**WHAT IS REQUIRED**
Locate every line that holds the string "ezek" and copy it.

---*---

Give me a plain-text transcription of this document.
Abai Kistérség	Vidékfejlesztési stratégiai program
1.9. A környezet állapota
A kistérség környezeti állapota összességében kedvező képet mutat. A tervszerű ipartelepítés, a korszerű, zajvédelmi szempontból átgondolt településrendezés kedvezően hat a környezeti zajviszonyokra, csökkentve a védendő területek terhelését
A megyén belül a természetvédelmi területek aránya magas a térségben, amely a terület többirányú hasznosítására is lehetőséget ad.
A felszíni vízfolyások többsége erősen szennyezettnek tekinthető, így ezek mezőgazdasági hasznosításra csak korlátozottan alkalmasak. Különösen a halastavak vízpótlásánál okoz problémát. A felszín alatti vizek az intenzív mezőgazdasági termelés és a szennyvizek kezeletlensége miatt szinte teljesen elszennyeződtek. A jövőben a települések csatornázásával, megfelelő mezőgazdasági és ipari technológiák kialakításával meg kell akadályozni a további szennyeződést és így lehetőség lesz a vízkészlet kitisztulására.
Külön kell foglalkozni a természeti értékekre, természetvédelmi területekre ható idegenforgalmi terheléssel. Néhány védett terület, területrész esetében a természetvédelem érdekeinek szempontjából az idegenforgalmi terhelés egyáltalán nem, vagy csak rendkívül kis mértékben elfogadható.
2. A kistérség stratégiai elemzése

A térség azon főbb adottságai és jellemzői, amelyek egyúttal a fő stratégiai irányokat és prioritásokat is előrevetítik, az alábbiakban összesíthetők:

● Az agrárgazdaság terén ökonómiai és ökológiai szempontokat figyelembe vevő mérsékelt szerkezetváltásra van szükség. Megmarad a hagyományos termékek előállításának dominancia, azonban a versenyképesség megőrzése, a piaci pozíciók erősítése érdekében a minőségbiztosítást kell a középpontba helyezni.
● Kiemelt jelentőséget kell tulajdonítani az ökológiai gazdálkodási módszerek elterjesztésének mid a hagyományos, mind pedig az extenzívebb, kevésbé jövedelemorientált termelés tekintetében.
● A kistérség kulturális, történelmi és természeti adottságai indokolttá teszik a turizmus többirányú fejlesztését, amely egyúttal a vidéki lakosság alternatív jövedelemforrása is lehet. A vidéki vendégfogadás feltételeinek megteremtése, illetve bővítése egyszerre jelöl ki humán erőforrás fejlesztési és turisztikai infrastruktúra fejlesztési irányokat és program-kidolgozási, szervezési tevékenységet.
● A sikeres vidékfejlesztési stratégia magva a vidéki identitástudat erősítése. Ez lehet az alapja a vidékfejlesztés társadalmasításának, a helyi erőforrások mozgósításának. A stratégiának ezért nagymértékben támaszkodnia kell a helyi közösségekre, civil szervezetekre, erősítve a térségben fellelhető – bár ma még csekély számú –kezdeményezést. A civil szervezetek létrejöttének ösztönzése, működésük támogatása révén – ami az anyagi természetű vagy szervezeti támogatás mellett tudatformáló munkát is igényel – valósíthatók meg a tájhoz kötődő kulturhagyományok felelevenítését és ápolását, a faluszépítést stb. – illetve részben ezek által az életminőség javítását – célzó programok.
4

---*---

**RESPONSE TO THIS EXERCISE**
A felszíni vízfolyások többsége erősen szennyezettnek tekinthető, így ezek mezőgazdasági hasznosításra csak korlátozottan alkalmasak. Különösen a halastavak vízpótlásánál okoz problémát. A felszín alatti vizek az intenzív mezőgazdasági termelés és a szennyvizek kezeletlensége miatt szinte teljesen elszennyeződtek. A jövőben a települések csatornázásával, megfelelő mezőgazdasági és ipari technológiák kialakításával meg kell akadályozni a további szennyeződést és így lehetőség lesz a vízkészlet kitisztulására.
● A sikeres vidékfejlesztési stratégia magva a vidéki identitástudat erősítése. Ez lehet az alapja a vidékfejlesztés társadalmasításának, a helyi erőforrások mozgósításának. A stratégiának ezért nagymértékben támaszkodnia kell a helyi közösségekre, civil szervezetekre, erősítve a térségben fellelhető – bár ma még csekély számú –kezdeményezést. A civil szervezetek létrejöttének ösztönzése, működésük támogatása révén – ami az anyagi természetű vagy szervezeti támogatás mellett tudatformáló munkát is igényel – valósíthatók meg a tájhoz kötődő kulturhagyományok felelevenítését és ápolását, a faluszépítést stb. – illetve részben ezek által az életminőség javítását – célzó programok.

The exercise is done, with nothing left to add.